- SET PROBLEM:
Output the material beneath exactly, leaving nothing out.

- DATASET RECORDS:
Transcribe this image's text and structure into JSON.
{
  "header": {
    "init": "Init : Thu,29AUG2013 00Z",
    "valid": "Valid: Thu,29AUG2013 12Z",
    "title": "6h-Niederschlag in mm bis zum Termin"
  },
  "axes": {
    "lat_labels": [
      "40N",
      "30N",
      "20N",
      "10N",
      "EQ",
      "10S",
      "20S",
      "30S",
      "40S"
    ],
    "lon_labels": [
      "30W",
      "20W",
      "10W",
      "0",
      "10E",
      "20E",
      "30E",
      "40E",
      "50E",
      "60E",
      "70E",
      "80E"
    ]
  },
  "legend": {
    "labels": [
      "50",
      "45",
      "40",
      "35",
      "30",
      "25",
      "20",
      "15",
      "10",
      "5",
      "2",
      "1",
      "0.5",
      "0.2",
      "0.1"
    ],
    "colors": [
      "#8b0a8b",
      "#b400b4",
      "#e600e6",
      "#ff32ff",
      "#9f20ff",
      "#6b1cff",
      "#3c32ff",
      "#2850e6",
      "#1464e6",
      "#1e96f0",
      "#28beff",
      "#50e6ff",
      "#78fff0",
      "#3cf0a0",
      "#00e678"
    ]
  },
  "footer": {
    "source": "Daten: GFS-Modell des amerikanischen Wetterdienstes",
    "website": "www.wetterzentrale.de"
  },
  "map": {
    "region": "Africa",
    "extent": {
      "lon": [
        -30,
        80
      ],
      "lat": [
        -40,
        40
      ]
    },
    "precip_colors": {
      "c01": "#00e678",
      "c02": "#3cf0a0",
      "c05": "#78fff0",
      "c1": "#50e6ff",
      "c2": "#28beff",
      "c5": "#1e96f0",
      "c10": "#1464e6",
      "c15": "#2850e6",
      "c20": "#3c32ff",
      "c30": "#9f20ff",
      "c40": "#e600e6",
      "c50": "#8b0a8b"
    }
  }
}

- PROBLEM SOLUTION:
Transcribe this image's text and structure into JSON.
{
  "header": {
    "init": "Init : Thu,29AUG2013 00Z",
    "valid": "Valid: Thu,29AUG2013 12Z",
    "title": "6h-Niederschlag in mm bis zum Termin"
  },
  "axes": {
    "lat_labels": [
      "40N",
      "30N",
      "20N",
      "10N",
      "EQ",
      "10S",
      "20S",
      "30S",
      "40S"
    ],
    "lon_labels": [
      "30W",
      "20W",
      "10W",
      "0",
      "10E",
      "20E",
      "30E",
      "40E",
      "50E",
      "60E",
      "70E",
      "80E"
    ]
  },
  "legend": {
    "labels": [
      "50",
      "45",
      "40",
      "35",
      "30",
      "25",
      "20",
      "15",
      "10",
      "5",
      "2",
      "1",
      "0.5",
      "0.2",
      "0.1"
    ],
    "colors": [
      "#8b0a8b",
      "#b400b4",
      "#e600e6",
      "#ff32ff",
      "#9f20ff",
      "#6b1cff",
      "#3c32ff",
      "#2850e6",
      "#1464e6",
      "#1e96f0",
      "#28beff",
      "#50e6ff",
      "#78fff0",
      "#3cf0a0",
      "#00e678"
    ]
  },
  "footer": {
    "source": "Daten: GFS-Modell des amerikanischen Wetterdienstes",
    "website": "www.wetterzentrale.de"
  },
  "map": {
    "region": "Africa",
    "extent": {
      "lon": [
        -30,
        80
      ],
      "lat": [
        -40,
        40
      ]
    },
    "precip_colors": {
      "c01": "#00e678",
      "c02": "#3cf0a0",
      "c05": "#78fff0",
      "c1": "#50e6ff",
      "c2": "#28beff",
      "c5": "#1e96f0",
      "c10": "#1464e6",
      "c15": "#2850e6",
      "c20": "#3c32ff",
      "c30": "#9f20ff",
      "c40": "#e600e6",
      "c50": "#8b0a8b"
    }
  }
}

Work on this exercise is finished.